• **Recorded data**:

'''

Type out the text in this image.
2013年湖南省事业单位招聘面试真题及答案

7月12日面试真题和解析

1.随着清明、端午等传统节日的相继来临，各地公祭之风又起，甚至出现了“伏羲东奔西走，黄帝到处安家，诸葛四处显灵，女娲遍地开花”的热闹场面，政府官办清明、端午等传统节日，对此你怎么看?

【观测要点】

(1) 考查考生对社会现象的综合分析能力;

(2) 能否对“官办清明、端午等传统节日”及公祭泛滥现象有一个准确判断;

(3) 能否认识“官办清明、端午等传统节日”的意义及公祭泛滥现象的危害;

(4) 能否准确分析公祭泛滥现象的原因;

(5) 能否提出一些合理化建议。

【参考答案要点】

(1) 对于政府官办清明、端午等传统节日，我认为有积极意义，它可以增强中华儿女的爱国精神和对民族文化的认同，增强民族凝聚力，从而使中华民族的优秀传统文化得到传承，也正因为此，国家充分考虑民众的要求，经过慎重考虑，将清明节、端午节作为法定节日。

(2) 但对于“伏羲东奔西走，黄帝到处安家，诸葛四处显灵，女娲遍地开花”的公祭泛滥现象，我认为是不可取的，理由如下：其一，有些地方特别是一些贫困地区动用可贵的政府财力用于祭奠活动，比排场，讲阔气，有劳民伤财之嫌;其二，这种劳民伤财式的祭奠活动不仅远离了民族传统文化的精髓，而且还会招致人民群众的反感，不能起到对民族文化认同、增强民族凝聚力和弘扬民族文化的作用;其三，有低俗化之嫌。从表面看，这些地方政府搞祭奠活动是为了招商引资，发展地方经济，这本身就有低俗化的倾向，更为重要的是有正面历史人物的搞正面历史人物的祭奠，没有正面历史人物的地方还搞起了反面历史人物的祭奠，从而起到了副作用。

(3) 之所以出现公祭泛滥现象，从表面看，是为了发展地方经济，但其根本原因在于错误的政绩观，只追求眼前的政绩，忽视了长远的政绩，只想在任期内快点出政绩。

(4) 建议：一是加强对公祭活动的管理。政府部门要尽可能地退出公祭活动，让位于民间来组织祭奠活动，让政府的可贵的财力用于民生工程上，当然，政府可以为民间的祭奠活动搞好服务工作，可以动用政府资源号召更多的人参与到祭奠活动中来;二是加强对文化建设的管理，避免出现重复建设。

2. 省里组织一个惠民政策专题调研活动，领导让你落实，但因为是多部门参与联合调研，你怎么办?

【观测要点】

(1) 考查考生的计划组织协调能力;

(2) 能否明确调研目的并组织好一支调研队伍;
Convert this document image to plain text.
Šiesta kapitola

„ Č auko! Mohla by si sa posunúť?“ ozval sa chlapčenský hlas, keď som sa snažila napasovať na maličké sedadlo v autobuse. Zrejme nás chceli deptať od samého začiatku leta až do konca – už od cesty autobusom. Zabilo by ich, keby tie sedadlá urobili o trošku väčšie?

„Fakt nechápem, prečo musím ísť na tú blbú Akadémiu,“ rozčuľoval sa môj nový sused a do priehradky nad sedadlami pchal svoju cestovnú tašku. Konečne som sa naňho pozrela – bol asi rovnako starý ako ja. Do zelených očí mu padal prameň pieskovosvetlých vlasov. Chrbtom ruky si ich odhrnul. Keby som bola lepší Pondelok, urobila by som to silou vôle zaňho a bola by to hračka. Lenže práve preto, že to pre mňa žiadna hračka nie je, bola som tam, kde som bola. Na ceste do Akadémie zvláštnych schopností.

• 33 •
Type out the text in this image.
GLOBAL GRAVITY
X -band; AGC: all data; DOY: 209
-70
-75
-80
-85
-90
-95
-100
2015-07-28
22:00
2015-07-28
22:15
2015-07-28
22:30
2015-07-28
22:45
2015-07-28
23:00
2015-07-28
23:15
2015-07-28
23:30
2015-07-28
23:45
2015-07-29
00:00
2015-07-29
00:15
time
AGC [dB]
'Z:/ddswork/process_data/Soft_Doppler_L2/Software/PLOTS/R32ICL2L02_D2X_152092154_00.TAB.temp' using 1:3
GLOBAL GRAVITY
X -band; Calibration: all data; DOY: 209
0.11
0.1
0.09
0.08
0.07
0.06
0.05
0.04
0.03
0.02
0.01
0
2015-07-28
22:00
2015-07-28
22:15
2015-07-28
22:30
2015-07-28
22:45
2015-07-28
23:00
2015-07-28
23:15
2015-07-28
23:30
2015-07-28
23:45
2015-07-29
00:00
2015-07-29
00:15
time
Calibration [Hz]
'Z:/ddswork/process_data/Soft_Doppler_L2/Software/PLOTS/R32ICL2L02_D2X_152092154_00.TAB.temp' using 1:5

'''

• **EXERCISE DESCRIPTION**: Using the listing above, retype each line exactly.

• **PROBLEM SOLUTION**:
Type out the text in this image.
2013年湖南省事业单位招聘面试真题及答案

7月12日面试真题和解析

1.随着清明、端午等传统节日的相继来临，各地公祭之风又起，甚至出现了“伏羲东奔西走，黄帝到处安家，诸葛四处显灵，女娲遍地开花”的热闹场面，政府官办清明、端午等传统节日，对此你怎么看?

【观测要点】

(1) 考查考生对社会现象的综合分析能力;

(2) 能否对“官办清明、端午等传统节日”及公祭泛滥现象有一个准确判断;

(3) 能否认识“官办清明、端午等传统节日”的意义及公祭泛滥现象的危害;

(4) 能否准确分析公祭泛滥现象的原因;

(5) 能否提出一些合理化建议。

【参考答案要点】

(1) 对于政府官办清明、端午等传统节日，我认为有积极意义，它可以增强中华儿女的爱国精神和对民族文化的认同，增强民族凝聚力，从而使中华民族的优秀传统文化得到传承，也正因为此，国家充分考虑民众的要求，经过慎重考虑，将清明节、端午节作为法定节日。

(2) 但对于“伏羲东奔西走，黄帝到处安家，诸葛四处显灵，女娲遍地开花”的公祭泛滥现象，我认为是不可取的，理由如下：其一，有些地方特别是一些贫困地区动用可贵的政府财力用于祭奠活动，比排场，讲阔气，有劳民伤财之嫌;其二，这种劳民伤财式的祭奠活动不仅远离了民族传统文化的精髓，而且还会招致人民群众的反感，不能起到对民族文化认同、增强民族凝聚力和弘扬民族文化的作用;其三，有低俗化之嫌。从表面看，这些地方政府搞祭奠活动是为了招商引资，发展地方经济，这本身就有低俗化的倾向，更为重要的是有正面历史人物的搞正面历史人物的祭奠，没有正面历史人物的地方还搞起了反面历史人物的祭奠，从而起到了副作用。

(3) 之所以出现公祭泛滥现象，从表面看，是为了发展地方经济，但其根本原因在于错误的政绩观，只追求眼前的政绩，忽视了长远的政绩，只想在任期内快点出政绩。

(4) 建议：一是加强对公祭活动的管理。政府部门要尽可能地退出公祭活动，让位于民间来组织祭奠活动，让政府的可贵的财力用于民生工程上，当然，政府可以为民间的祭奠活动搞好服务工作，可以动用政府资源号召更多的人参与到祭奠活动中来;二是加强对文化建设的管理，避免出现重复建设。

2. 省里组织一个惠民政策专题调研活动，领导让你落实，但因为是多部门参与联合调研，你怎么办?

【观测要点】

(1) 考查考生的计划组织协调能力;

(2) 能否明确调研目的并组织好一支调研队伍;
Convert this document image to plain text.
Šiesta kapitola

„ Č auko! Mohla by si sa posunúť?“ ozval sa chlapčenský hlas, keď som sa snažila napasovať na maličké sedadlo v autobuse. Zrejme nás chceli deptať od samého začiatku leta až do konca – už od cesty autobusom. Zabilo by ich, keby tie sedadlá urobili o trošku väčšie?

„Fakt nechápem, prečo musím ísť na tú blbú Akadémiu,“ rozčuľoval sa môj nový sused a do priehradky nad sedadlami pchal svoju cestovnú tašku. Konečne som sa naňho pozrela – bol asi rovnako starý ako ja. Do zelených očí mu padal prameň pieskovosvetlých vlasov. Chrbtom ruky si ich odhrnul. Keby som bola lepší Pondelok, urobila by som to silou vôle zaňho a bola by to hračka. Lenže práve preto, že to pre mňa žiadna hračka nie je, bola som tam, kde som bola. Na ceste do Akadémie zvláštnych schopností.

• 33 •
Type out the text in this image.
GLOBAL GRAVITY
X -band; AGC: all data; DOY: 209
-70
-75
-80
-85
-90
-95
-100
2015-07-28
22:00
2015-07-28
22:15
2015-07-28
22:30
2015-07-28
22:45
2015-07-28
23:00
2015-07-28
23:15
2015-07-28
23:30
2015-07-28
23:45
2015-07-29
00:00
2015-07-29
00:15
time
AGC [dB]
'Z:/ddswork/process_data/Soft_Doppler_L2/Software/PLOTS/R32ICL2L02_D2X_152092154_00.TAB.temp' using 1:3
GLOBAL GRAVITY
X -band; Calibration: all data; DOY: 209
0.11
0.1
0.09
0.08
0.07
0.06
0.05
0.04
0.03
0.02
0.01
0
2015-07-28
22:00
2015-07-28
22:15
2015-07-28
22:30
2015-07-28
22:45
2015-07-28
23:00
2015-07-28
23:15
2015-07-28
23:30
2015-07-28
23:45
2015-07-29
00:00
2015-07-29
00:15
time
Calibration [Hz]
'Z:/ddswork/process_data/Soft_Doppler_L2/Software/PLOTS/R32ICL2L02_D2X_152092154_00.TAB.temp' using 1:5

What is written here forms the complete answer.